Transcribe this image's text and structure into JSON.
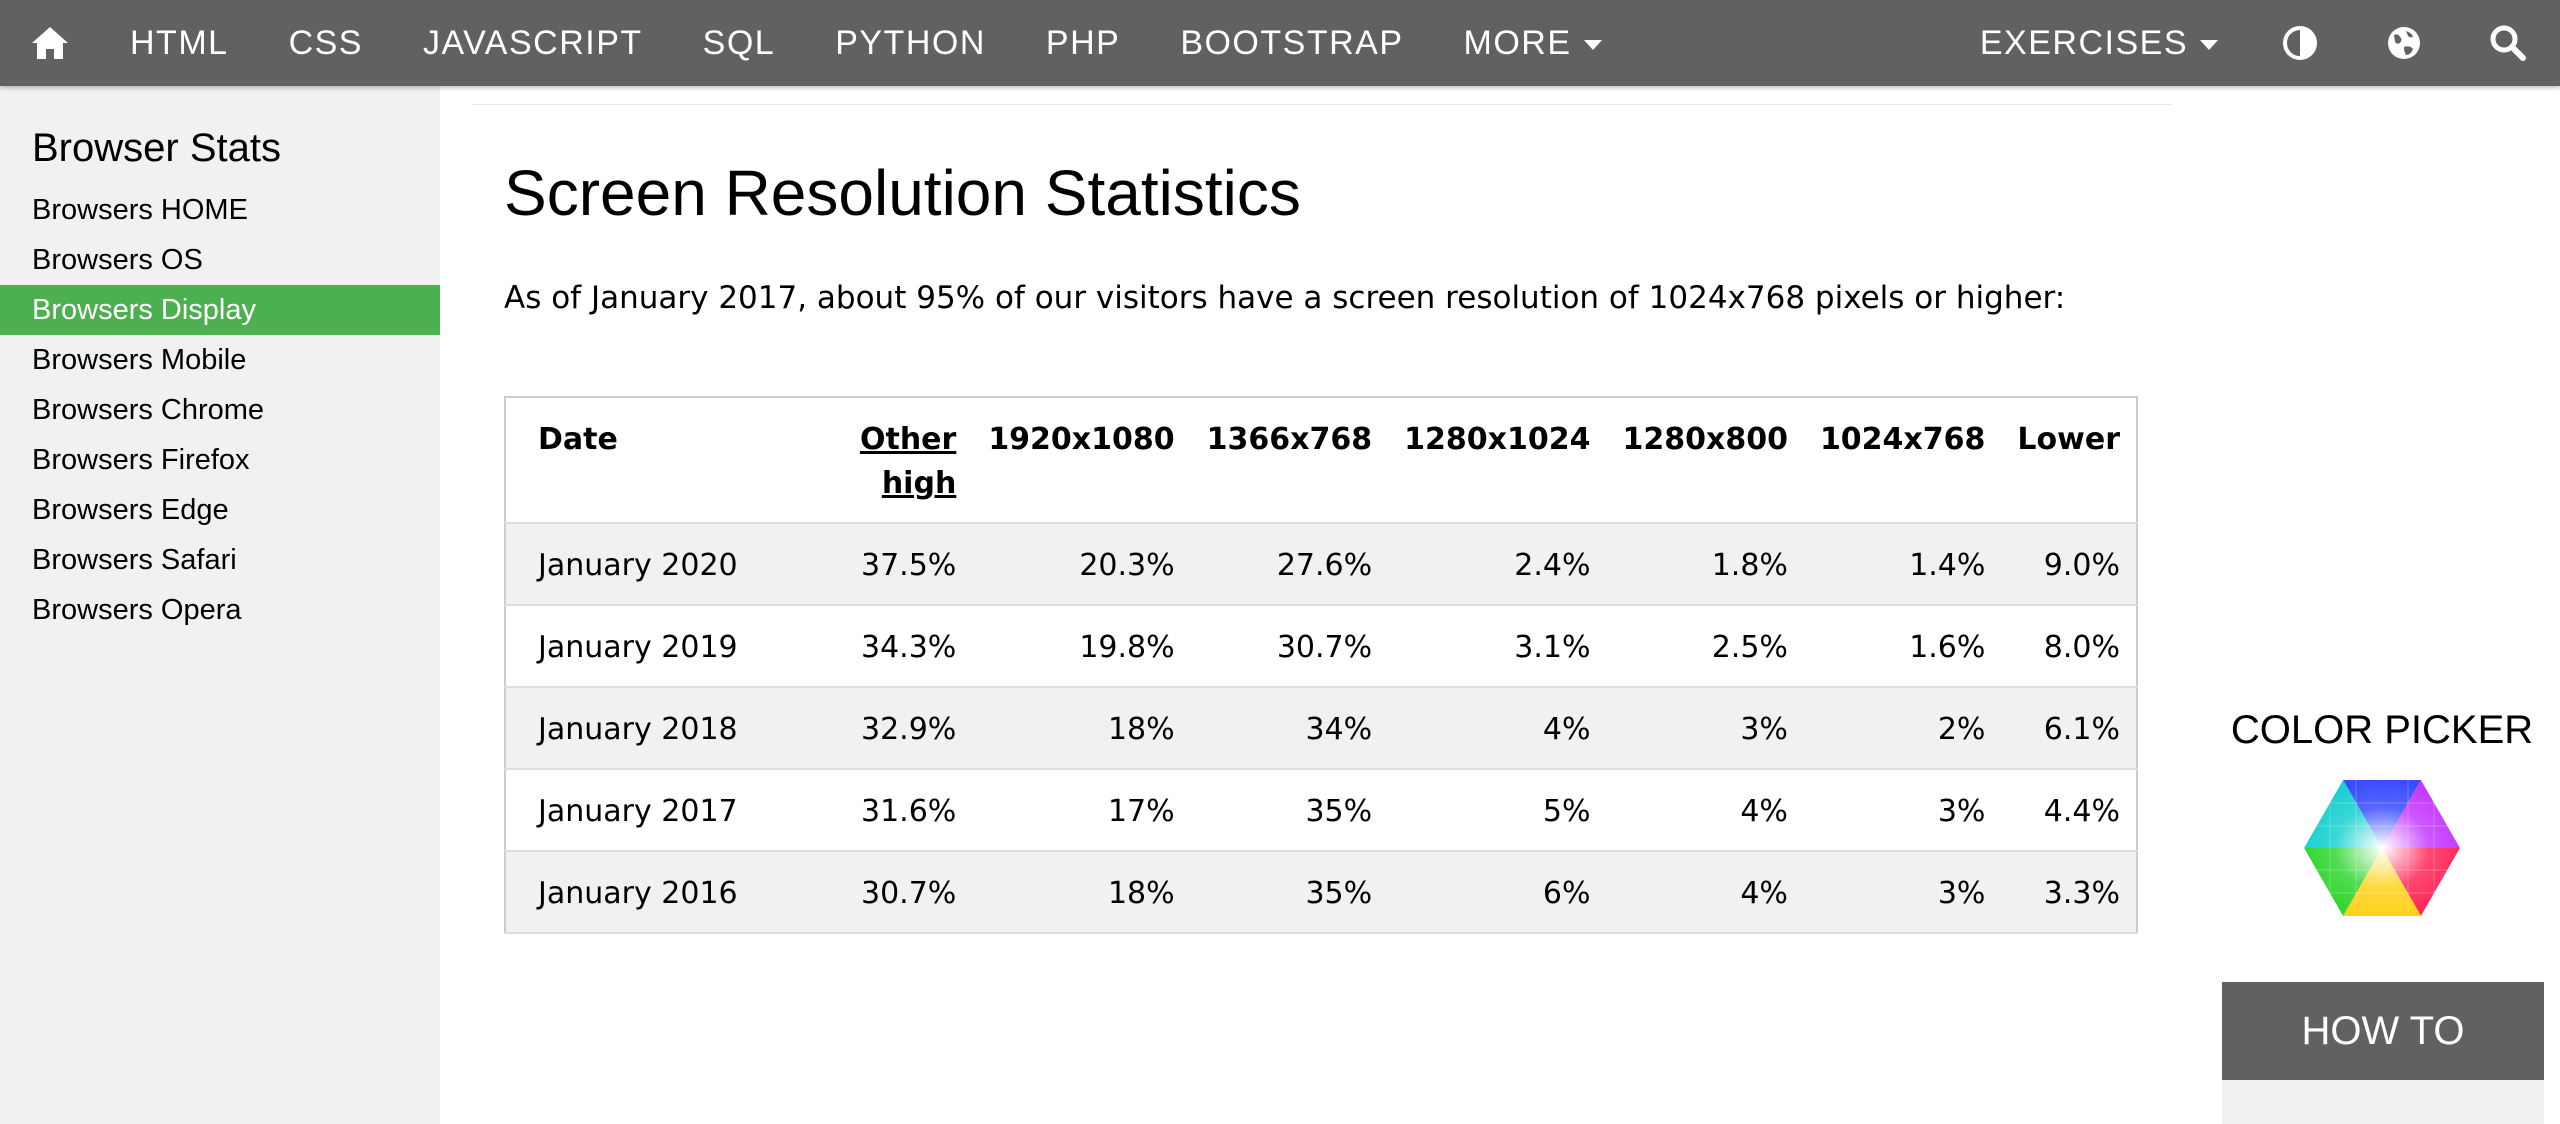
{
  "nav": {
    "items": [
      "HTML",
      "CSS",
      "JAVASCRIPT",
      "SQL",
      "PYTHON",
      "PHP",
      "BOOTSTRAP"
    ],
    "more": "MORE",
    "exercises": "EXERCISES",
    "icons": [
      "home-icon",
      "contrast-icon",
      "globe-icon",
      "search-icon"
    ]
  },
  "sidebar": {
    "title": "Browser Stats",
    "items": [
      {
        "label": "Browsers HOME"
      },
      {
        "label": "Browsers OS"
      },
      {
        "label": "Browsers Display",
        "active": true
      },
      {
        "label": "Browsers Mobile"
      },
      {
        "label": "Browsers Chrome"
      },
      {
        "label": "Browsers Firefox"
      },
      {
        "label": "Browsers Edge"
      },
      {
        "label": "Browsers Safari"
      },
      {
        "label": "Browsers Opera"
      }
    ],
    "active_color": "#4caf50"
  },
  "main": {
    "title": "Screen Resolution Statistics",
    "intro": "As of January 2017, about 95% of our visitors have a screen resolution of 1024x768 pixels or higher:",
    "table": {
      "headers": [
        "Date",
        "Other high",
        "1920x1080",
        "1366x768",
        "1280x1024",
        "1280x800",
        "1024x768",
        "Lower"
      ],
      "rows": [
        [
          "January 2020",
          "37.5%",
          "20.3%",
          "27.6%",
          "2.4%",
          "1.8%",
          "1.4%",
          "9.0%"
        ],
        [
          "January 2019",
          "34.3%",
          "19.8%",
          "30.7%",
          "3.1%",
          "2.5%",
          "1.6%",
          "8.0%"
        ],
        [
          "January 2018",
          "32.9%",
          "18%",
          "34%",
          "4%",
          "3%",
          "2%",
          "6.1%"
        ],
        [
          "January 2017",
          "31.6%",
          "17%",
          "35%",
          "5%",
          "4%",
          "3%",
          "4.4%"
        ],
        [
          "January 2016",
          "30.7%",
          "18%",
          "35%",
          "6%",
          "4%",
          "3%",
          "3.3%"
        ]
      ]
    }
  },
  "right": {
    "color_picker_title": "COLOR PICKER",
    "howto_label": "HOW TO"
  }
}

*****

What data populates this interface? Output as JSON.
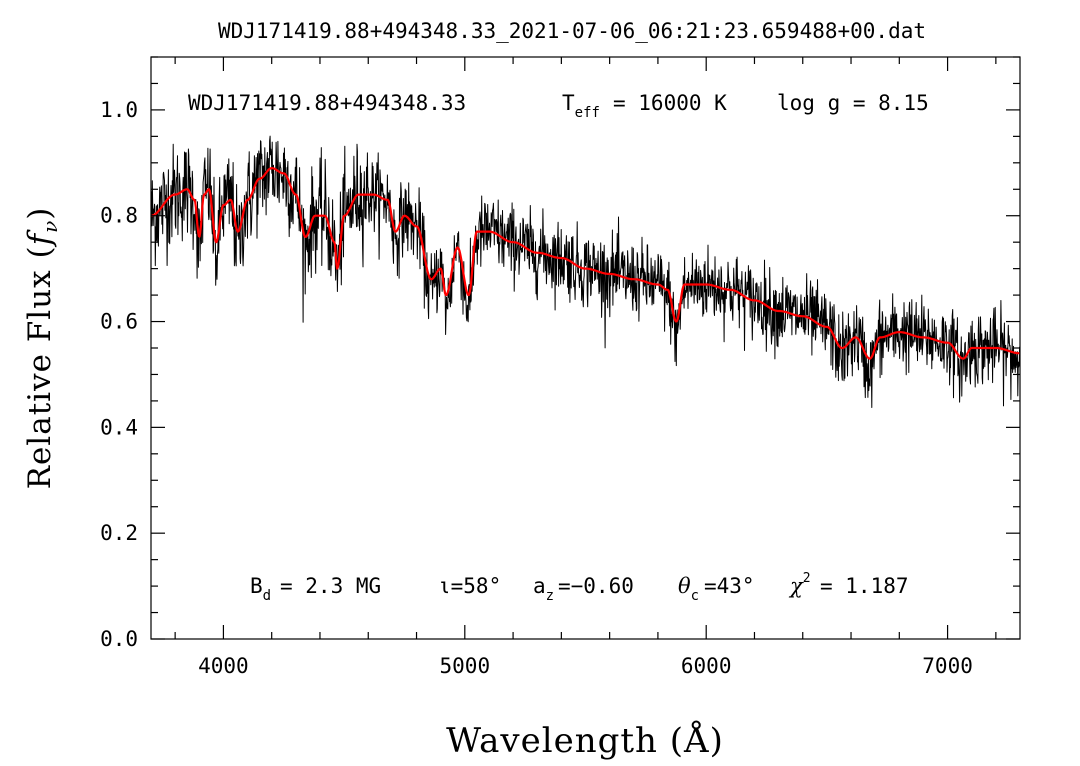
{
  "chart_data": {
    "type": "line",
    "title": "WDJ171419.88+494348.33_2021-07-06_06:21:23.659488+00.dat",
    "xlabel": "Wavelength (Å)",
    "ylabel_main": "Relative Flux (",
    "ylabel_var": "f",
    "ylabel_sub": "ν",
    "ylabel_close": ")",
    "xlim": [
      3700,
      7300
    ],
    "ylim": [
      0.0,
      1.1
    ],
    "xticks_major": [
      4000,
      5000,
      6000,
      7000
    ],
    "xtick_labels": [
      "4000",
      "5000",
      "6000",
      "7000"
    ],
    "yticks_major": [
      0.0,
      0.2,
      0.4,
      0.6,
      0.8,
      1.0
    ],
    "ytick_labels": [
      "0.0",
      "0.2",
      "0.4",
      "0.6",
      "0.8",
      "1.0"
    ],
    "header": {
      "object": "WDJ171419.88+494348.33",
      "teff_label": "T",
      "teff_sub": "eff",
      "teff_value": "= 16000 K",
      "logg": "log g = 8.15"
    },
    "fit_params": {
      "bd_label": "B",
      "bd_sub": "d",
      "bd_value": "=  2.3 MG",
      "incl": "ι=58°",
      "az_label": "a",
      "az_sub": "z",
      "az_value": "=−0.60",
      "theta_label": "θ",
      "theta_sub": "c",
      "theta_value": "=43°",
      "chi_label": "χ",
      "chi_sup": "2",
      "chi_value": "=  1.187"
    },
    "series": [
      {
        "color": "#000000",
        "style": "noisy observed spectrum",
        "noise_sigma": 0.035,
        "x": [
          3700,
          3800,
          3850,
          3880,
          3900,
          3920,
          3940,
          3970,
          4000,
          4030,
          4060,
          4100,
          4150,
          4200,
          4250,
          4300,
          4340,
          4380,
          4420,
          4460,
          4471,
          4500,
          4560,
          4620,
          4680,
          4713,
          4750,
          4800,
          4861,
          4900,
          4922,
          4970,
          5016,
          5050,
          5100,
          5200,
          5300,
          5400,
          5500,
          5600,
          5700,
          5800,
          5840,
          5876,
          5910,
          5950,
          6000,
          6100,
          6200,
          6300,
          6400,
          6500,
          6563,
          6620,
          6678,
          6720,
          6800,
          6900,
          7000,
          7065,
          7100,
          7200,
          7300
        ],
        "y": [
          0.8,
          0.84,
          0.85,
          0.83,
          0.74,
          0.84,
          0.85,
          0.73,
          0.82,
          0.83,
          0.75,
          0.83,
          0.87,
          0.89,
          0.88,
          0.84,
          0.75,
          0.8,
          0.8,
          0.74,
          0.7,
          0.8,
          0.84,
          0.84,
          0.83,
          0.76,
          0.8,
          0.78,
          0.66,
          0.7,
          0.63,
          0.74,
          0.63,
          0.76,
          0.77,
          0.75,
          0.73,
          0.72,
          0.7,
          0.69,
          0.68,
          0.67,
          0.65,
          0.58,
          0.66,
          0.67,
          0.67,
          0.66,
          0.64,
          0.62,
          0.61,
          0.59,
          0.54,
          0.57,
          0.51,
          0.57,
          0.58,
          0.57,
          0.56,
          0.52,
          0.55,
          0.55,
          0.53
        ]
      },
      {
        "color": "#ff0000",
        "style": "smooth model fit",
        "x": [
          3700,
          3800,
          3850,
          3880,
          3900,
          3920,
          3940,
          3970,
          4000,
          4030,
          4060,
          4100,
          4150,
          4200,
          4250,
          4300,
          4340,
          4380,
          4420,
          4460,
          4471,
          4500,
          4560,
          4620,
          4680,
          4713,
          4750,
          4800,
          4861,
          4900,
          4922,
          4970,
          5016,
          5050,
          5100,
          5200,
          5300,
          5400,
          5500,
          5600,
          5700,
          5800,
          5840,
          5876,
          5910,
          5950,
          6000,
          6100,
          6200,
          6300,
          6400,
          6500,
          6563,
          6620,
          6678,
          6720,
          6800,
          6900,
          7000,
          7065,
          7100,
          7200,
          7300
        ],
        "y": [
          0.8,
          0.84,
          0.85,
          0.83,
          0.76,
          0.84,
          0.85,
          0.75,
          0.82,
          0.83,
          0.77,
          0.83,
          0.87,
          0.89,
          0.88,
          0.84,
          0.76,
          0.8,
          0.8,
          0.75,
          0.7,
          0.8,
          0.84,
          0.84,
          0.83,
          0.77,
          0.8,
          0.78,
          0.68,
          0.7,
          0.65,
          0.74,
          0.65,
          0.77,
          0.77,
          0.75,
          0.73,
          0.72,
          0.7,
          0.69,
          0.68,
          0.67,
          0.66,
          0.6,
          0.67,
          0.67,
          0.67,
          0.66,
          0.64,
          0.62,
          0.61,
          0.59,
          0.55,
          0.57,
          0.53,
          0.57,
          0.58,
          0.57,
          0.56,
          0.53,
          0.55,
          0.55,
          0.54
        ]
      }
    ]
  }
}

*****

▶ Prompt: Count the lines in the material above where the string "style" appears, then state only that count.

▶ Task answer: 2